The task: Keep only the lines that hold the string "gibt", filtering out the rest of the entries below.

Material provided:
================================

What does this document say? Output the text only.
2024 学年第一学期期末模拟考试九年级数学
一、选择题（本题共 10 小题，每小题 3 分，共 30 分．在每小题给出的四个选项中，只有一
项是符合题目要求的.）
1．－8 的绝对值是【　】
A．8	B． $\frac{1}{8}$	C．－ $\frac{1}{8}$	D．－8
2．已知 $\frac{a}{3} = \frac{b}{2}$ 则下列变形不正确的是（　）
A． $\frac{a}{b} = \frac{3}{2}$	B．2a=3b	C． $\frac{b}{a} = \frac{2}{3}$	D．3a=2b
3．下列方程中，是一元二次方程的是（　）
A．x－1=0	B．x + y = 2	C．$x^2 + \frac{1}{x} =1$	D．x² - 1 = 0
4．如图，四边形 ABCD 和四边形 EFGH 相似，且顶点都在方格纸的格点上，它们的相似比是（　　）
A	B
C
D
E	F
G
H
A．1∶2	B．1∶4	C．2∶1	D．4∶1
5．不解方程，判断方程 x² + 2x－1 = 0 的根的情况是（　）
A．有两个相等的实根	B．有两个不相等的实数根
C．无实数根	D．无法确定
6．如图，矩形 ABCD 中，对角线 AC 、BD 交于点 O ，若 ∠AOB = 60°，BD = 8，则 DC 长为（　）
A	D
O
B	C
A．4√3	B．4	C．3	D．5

================================

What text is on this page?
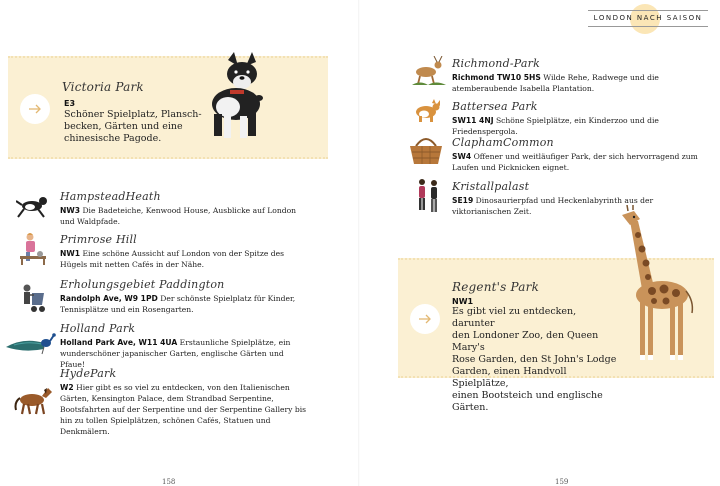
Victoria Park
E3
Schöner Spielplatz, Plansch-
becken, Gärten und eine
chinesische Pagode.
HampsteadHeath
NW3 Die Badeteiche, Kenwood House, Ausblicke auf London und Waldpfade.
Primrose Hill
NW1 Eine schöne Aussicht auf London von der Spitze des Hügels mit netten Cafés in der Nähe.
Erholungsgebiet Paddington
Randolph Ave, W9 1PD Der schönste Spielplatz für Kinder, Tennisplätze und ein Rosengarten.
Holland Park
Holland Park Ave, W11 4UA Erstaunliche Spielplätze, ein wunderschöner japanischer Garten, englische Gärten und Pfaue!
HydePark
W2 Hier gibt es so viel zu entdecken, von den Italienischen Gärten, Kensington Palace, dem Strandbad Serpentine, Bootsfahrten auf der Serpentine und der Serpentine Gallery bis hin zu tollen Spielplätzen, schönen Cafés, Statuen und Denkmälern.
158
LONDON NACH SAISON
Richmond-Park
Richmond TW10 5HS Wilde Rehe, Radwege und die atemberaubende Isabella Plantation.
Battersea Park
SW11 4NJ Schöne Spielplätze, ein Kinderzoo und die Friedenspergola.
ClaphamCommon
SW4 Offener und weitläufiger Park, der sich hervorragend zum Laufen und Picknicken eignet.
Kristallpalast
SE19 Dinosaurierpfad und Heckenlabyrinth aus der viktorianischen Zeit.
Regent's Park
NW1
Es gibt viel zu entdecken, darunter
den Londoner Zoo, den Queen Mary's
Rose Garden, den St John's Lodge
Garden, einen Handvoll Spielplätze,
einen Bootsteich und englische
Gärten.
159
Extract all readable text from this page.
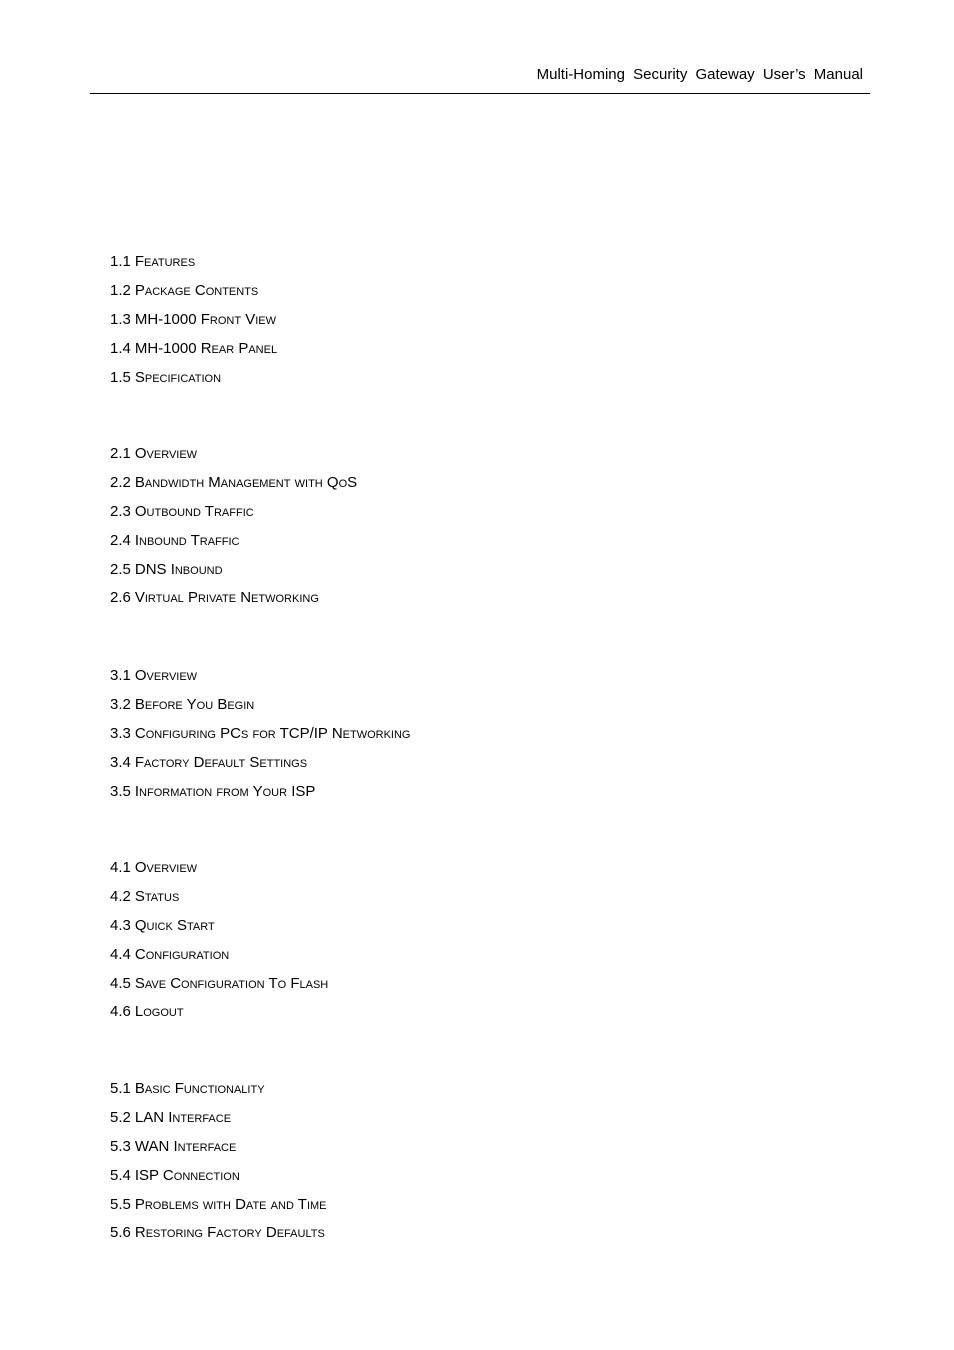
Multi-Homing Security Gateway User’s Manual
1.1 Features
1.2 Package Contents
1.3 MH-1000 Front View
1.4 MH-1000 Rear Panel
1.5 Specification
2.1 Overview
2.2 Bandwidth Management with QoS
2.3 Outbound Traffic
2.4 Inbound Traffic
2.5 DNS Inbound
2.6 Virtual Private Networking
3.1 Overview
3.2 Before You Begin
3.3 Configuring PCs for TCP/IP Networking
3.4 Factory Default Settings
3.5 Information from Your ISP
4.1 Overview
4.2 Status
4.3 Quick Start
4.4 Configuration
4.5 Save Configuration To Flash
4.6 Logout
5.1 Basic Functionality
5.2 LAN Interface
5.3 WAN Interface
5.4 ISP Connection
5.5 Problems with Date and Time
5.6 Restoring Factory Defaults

================================

Result for this task:
W2 Hier gibt es so viel zu entdecken, von den Italienischen Gärten, Kensington Palace, dem Strandbad Serpentine, Bootsfahrten auf der Serpentine und der Serpentine Gallery bis hin zu tollen Spielplätzen, schönen Cafés, Statuen und Denkmälern.
Es gibt viel zu entdecken, darunter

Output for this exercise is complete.